Do this:
Below are the records. Gather each line that holds "tiwariacademy".

Raw records:
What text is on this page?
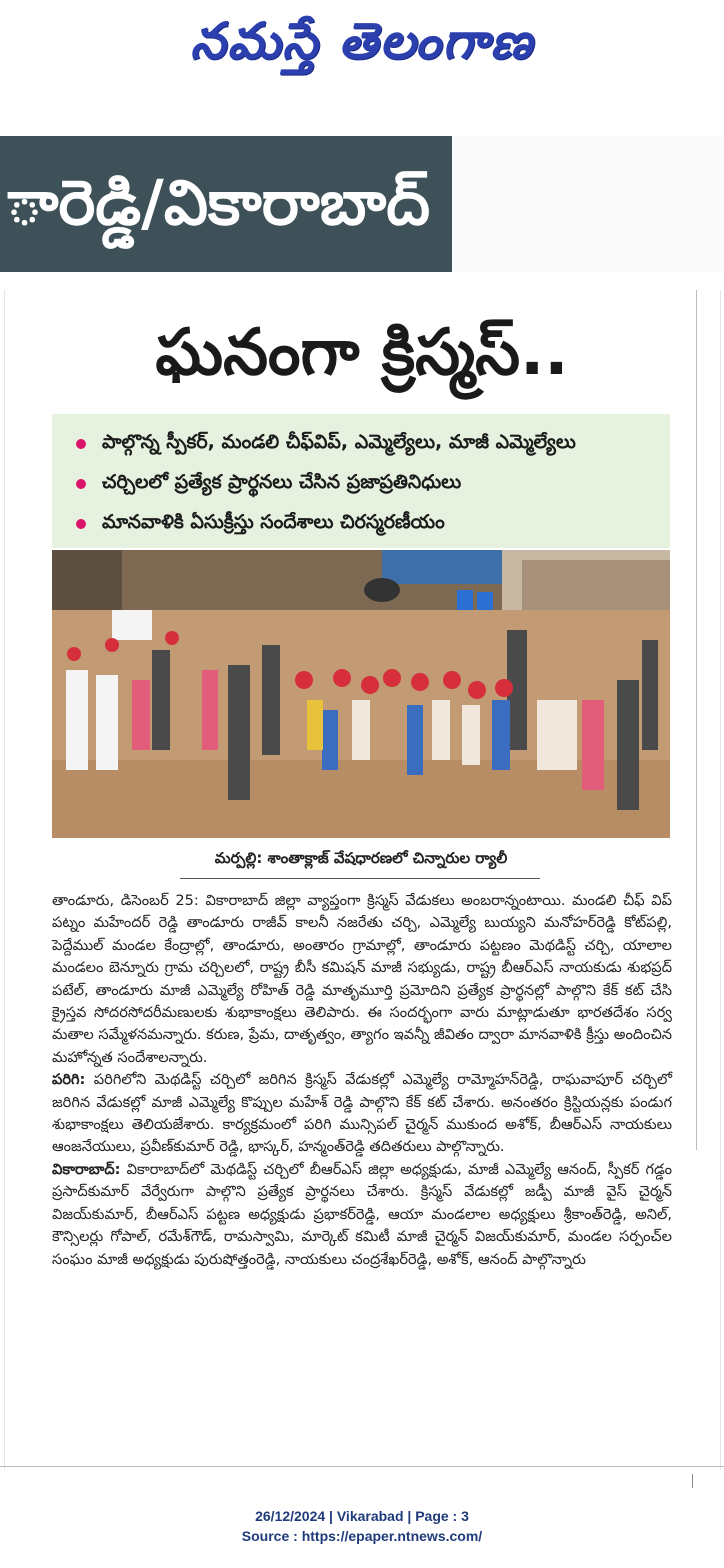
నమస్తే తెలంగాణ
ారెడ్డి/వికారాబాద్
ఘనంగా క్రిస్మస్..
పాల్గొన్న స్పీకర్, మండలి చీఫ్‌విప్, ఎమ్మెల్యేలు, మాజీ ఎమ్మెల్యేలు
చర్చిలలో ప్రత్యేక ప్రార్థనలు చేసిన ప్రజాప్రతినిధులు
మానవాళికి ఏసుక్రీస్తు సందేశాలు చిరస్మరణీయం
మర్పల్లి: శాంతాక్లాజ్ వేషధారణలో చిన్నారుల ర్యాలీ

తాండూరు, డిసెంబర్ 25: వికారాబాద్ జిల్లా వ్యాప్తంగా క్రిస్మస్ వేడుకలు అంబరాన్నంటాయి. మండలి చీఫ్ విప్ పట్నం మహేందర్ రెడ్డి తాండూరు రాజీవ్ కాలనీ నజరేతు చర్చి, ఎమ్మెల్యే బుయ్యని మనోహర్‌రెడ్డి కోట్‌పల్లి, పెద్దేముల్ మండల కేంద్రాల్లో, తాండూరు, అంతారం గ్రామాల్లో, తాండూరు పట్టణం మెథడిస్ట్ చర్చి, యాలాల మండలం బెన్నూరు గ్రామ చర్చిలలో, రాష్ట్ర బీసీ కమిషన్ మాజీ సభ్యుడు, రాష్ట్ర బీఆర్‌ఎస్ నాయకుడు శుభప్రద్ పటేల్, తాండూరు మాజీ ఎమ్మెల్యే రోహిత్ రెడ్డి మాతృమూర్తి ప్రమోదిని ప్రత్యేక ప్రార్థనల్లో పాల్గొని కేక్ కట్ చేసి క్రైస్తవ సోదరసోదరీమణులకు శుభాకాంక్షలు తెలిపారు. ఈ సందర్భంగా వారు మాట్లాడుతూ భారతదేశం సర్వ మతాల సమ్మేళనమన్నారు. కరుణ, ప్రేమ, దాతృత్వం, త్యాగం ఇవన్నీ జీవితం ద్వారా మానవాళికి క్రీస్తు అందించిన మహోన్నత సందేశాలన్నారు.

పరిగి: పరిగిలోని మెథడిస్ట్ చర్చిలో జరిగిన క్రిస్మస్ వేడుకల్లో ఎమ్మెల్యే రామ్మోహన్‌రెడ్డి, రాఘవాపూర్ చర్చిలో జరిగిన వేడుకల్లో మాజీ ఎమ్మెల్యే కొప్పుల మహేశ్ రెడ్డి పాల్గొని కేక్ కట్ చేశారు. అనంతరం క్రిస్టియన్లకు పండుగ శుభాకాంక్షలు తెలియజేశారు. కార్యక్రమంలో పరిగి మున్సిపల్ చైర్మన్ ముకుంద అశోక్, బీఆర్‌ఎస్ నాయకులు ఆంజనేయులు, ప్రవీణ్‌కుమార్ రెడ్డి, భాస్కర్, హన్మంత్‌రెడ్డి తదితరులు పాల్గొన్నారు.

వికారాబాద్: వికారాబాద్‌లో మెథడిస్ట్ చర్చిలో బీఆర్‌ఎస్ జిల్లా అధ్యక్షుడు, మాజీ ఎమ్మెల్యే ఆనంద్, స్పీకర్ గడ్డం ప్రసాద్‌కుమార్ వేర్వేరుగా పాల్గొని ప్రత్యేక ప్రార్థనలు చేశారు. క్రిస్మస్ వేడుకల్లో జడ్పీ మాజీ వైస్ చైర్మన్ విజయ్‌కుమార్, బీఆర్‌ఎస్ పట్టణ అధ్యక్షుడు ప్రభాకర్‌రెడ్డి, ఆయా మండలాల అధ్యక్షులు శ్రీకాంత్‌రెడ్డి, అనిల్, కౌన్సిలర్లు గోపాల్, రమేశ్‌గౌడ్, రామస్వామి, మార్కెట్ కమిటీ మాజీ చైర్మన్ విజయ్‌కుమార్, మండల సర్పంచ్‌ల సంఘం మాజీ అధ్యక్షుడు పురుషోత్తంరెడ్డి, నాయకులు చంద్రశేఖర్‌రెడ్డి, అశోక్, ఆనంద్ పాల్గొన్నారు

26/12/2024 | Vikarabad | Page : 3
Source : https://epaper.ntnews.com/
---
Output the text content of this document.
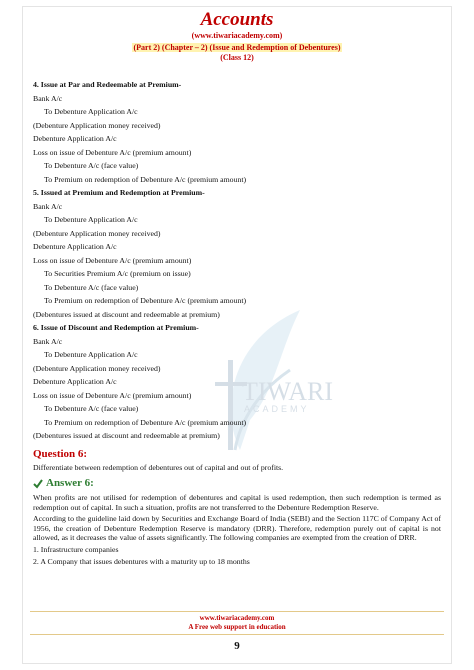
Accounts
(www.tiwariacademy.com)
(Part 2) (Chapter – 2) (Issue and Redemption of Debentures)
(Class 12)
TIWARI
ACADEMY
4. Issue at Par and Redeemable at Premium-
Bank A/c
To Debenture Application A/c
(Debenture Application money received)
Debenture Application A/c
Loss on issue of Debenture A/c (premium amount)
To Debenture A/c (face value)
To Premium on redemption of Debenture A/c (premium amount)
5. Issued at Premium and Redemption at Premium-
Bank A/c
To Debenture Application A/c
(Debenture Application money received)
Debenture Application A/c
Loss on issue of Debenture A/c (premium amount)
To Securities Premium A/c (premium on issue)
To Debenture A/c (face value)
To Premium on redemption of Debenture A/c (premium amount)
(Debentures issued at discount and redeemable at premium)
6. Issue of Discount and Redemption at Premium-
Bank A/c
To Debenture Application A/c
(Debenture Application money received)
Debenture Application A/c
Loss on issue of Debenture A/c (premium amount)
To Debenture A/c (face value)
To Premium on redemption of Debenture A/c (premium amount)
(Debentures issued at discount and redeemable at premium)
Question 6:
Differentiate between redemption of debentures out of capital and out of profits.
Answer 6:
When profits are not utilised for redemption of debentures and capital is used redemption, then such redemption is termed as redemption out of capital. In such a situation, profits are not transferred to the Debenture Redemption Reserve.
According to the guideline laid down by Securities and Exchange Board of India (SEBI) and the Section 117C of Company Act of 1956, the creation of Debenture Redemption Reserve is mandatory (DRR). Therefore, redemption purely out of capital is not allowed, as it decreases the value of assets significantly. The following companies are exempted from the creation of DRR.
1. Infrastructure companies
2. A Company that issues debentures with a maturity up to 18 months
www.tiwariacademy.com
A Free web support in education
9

Complete output:
(www.tiwariacademy.com)
www.tiwariacademy.com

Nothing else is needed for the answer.